— begin —
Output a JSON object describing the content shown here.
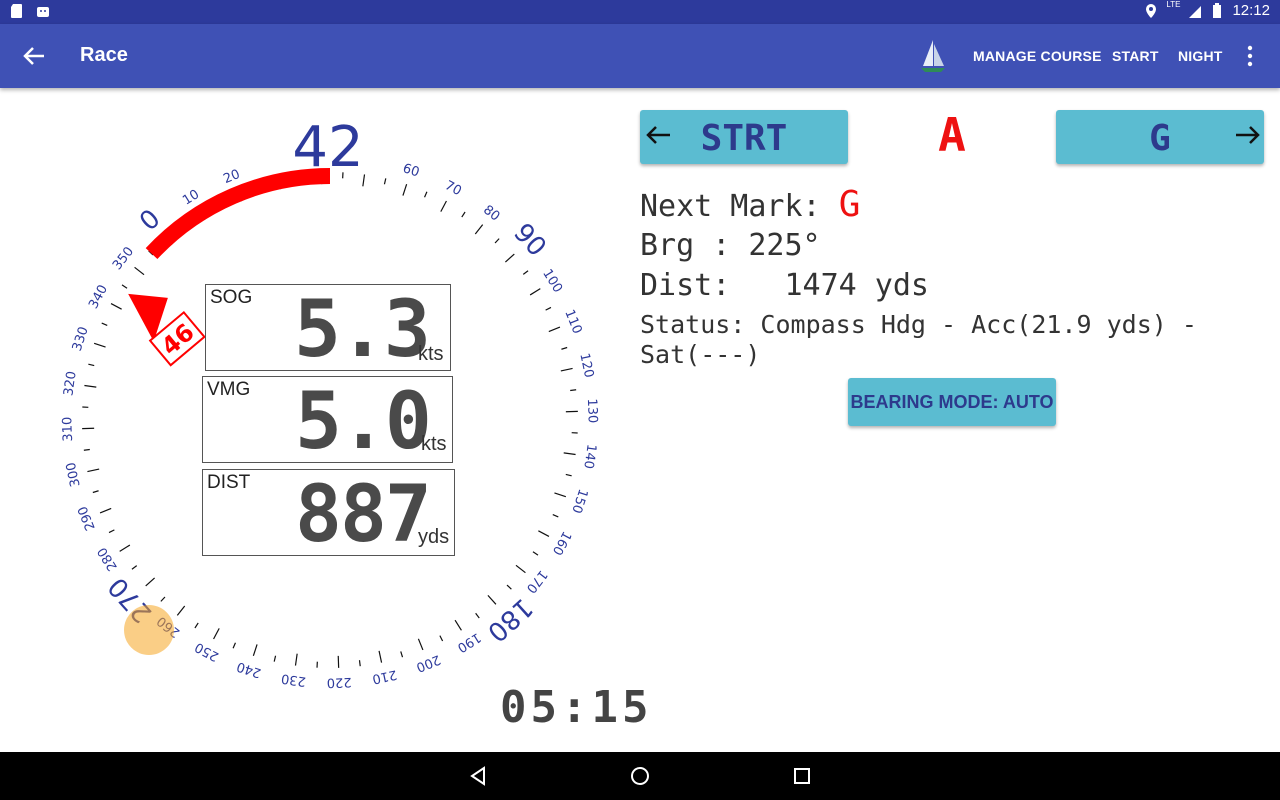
{
  "status_bar": {
    "time": "12:12",
    "network": "LTE"
  },
  "app_bar": {
    "title": "Race",
    "actions": [
      "MANAGE COURSE",
      "START",
      "NIGHT"
    ]
  },
  "compass": {
    "heading": "42",
    "bearing_marker": "46",
    "cardinal_labels": [
      "0",
      "90",
      "180",
      "270"
    ],
    "tick_labels": [
      "10",
      "20",
      "60",
      "70",
      "80",
      "100",
      "110",
      "120",
      "130",
      "140",
      "150",
      "160",
      "170",
      "190",
      "200",
      "210",
      "220",
      "230",
      "240",
      "250",
      "260",
      "280",
      "290",
      "300",
      "310",
      "320",
      "330",
      "340",
      "350"
    ]
  },
  "instruments": {
    "sog": {
      "label": "SOG",
      "value": "5.3",
      "unit": "kts"
    },
    "vmg": {
      "label": "VMG",
      "value": "5.0",
      "unit": "kts"
    },
    "dist": {
      "label": "DIST",
      "value": "887",
      "unit": "yds"
    }
  },
  "timer": "05:15",
  "course": {
    "prev_mark": "STRT",
    "current_mark": "A",
    "next_mark_button": "G"
  },
  "info": {
    "next_mark_label": "Next Mark:",
    "next_mark_value": "G",
    "bearing": "Brg : 225°",
    "distance": "Dist:   1474 yds",
    "status": "Status: Compass Hdg - Acc(21.9 yds) -",
    "status_cont": "Sat(---)"
  },
  "bearing_mode_button": "BEARING MODE: AUTO",
  "colors": {
    "app_bar": "#3f51b5",
    "status_bar": "#2d3a9c",
    "button": "#5bbcd1",
    "accent_red": "#ee1111",
    "compass_blue": "#2d3a9c"
  }
}
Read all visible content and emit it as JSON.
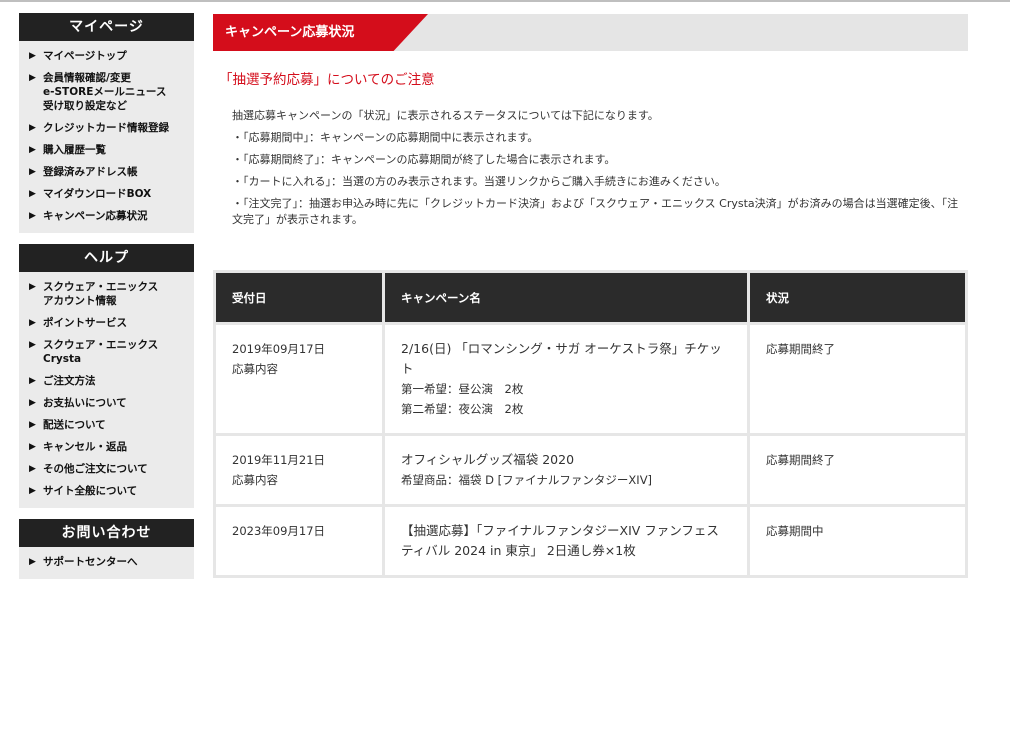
{
  "sidebar": {
    "mypage": {
      "heading": "マイページ",
      "items": [
        "マイページトップ",
        "会員情報確認/変更\ne-STOREメールニュース\n受け取り設定など",
        "クレジットカード情報登録",
        "購入履歴一覧",
        "登録済みアドレス帳",
        "マイダウンロードBOX",
        "キャンペーン応募状況"
      ]
    },
    "help": {
      "heading": "ヘルプ",
      "items": [
        "スクウェア・エニックス\nアカウント情報",
        "ポイントサービス",
        "スクウェア・エニックス\nCrysta",
        "ご注文方法",
        "お支払いについて",
        "配送について",
        "キャンセル・返品",
        "その他ご注文について",
        "サイト全般について"
      ]
    },
    "contact": {
      "heading": "お問い合わせ",
      "items": [
        "サポートセンターへ"
      ]
    }
  },
  "main": {
    "title": "キャンペーン応募状況",
    "notice_heading": "「抽選予約応募」についてのご注意",
    "notice_lines": [
      "抽選応募キャンペーンの「状況」に表示されるステータスについては下記になります。",
      "・「応募期間中」：キャンペーンの応募期間中に表示されます。",
      "・「応募期間終了」：キャンペーンの応募期間が終了した場合に表示されます。",
      "・「カートに入れる」：当選の方のみ表示されます。当選リンクからご購入手続きにお進みください。",
      "・「注文完了」：抽選お申込み時に先に「クレジットカード決済」および「スクウェア・エニックス Crysta決済」がお済みの場合は当選確定後、「注文完了」が表示されます。"
    ],
    "table": {
      "headers": {
        "date": "受付日",
        "name": "キャンペーン名",
        "status": "状況"
      },
      "rows": [
        {
          "date": "2019年09月17日",
          "sub": "応募内容",
          "name": "2/16(日) 「ロマンシング・サガ オーケストラ祭」チケット",
          "details": "第一希望：昼公演　2枚\n第二希望：夜公演　2枚",
          "status": "応募期間終了"
        },
        {
          "date": "2019年11月21日",
          "sub": "応募内容",
          "name": "オフィシャルグッズ福袋 2020",
          "details": "希望商品：福袋 D [ファイナルファンタジーXIV]",
          "status": "応募期間終了"
        },
        {
          "date": "2023年09月17日",
          "sub": "",
          "name": "【抽選応募】「ファイナルファンタジーXIV ファンフェスティバル 2024 in 東京」 2日通し券×1枚",
          "details": "",
          "status": "応募期間中"
        }
      ]
    }
  }
}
— end —
Output the data exactly. Pictures don't belong in the result.

- Result
Output a JSON object describing the content shown here.
{
  "status_bar": {
    "time": "12:12",
    "network": "LTE"
  },
  "app_bar": {
    "title": "Race",
    "actions": [
      "MANAGE COURSE",
      "START",
      "NIGHT"
    ]
  },
  "compass": {
    "heading": "42",
    "bearing_marker": "46",
    "cardinal_labels": [
      "0",
      "90",
      "180",
      "270"
    ],
    "tick_labels": [
      "10",
      "20",
      "60",
      "70",
      "80",
      "100",
      "110",
      "120",
      "130",
      "140",
      "150",
      "160",
      "170",
      "190",
      "200",
      "210",
      "220",
      "230",
      "240",
      "250",
      "260",
      "280",
      "290",
      "300",
      "310",
      "320",
      "330",
      "340",
      "350"
    ]
  },
  "instruments": {
    "sog": {
      "label": "SOG",
      "value": "5.3",
      "unit": "kts"
    },
    "vmg": {
      "label": "VMG",
      "value": "5.0",
      "unit": "kts"
    },
    "dist": {
      "label": "DIST",
      "value": "887",
      "unit": "yds"
    }
  },
  "timer": "05:15",
  "course": {
    "prev_mark": "STRT",
    "current_mark": "A",
    "next_mark_button": "G"
  },
  "info": {
    "next_mark_label": "Next Mark:",
    "next_mark_value": "G",
    "bearing": "Brg : 225°",
    "distance": "Dist:   1474 yds",
    "status": "Status: Compass Hdg - Acc(21.9 yds) -",
    "status_cont": "Sat(---)"
  },
  "bearing_mode_button": "BEARING MODE: AUTO",
  "colors": {
    "app_bar": "#3f51b5",
    "status_bar": "#2d3a9c",
    "button": "#5bbcd1",
    "accent_red": "#ee1111",
    "compass_blue": "#2d3a9c"
  }
}
Read all visible content and emit it as JSON.
{
  "sidebar": {
    "mypage": {
      "heading": "マイページ",
      "items": [
        "マイページトップ",
        "会員情報確認/変更\ne-STOREメールニュース\n受け取り設定など",
        "クレジットカード情報登録",
        "購入履歴一覧",
        "登録済みアドレス帳",
        "マイダウンロードBOX",
        "キャンペーン応募状況"
      ]
    },
    "help": {
      "heading": "ヘルプ",
      "items": [
        "スクウェア・エニックス\nアカウント情報",
        "ポイントサービス",
        "スクウェア・エニックス\nCrysta",
        "ご注文方法",
        "お支払いについて",
        "配送について",
        "キャンセル・返品",
        "その他ご注文について",
        "サイト全般について"
      ]
    },
    "contact": {
      "heading": "お問い合わせ",
      "items": [
        "サポートセンターへ"
      ]
    }
  },
  "main": {
    "title": "キャンペーン応募状況",
    "notice_heading": "「抽選予約応募」についてのご注意",
    "notice_lines": [
      "抽選応募キャンペーンの「状況」に表示されるステータスについては下記になります。",
      "・「応募期間中」：キャンペーンの応募期間中に表示されます。",
      "・「応募期間終了」：キャンペーンの応募期間が終了した場合に表示されます。",
      "・「カートに入れる」：当選の方のみ表示されます。当選リンクからご購入手続きにお進みください。",
      "・「注文完了」：抽選お申込み時に先に「クレジットカード決済」および「スクウェア・エニックス Crysta決済」がお済みの場合は当選確定後、「注文完了」が表示されます。"
    ],
    "table": {
      "headers": {
        "date": "受付日",
        "name": "キャンペーン名",
        "status": "状況"
      },
      "rows": [
        {
          "date": "2019年09月17日",
          "sub": "応募内容",
          "name": "2/16(日) 「ロマンシング・サガ オーケストラ祭」チケット",
          "details": "第一希望：昼公演　2枚\n第二希望：夜公演　2枚",
          "status": "応募期間終了"
        },
        {
          "date": "2019年11月21日",
          "sub": "応募内容",
          "name": "オフィシャルグッズ福袋 2020",
          "details": "希望商品：福袋 D [ファイナルファンタジーXIV]",
          "status": "応募期間終了"
        },
        {
          "date": "2023年09月17日",
          "sub": "",
          "name": "【抽選応募】「ファイナルファンタジーXIV ファンフェスティバル 2024 in 東京」 2日通し券×1枚",
          "details": "",
          "status": "応募期間中"
        }
      ]
    }
  }
}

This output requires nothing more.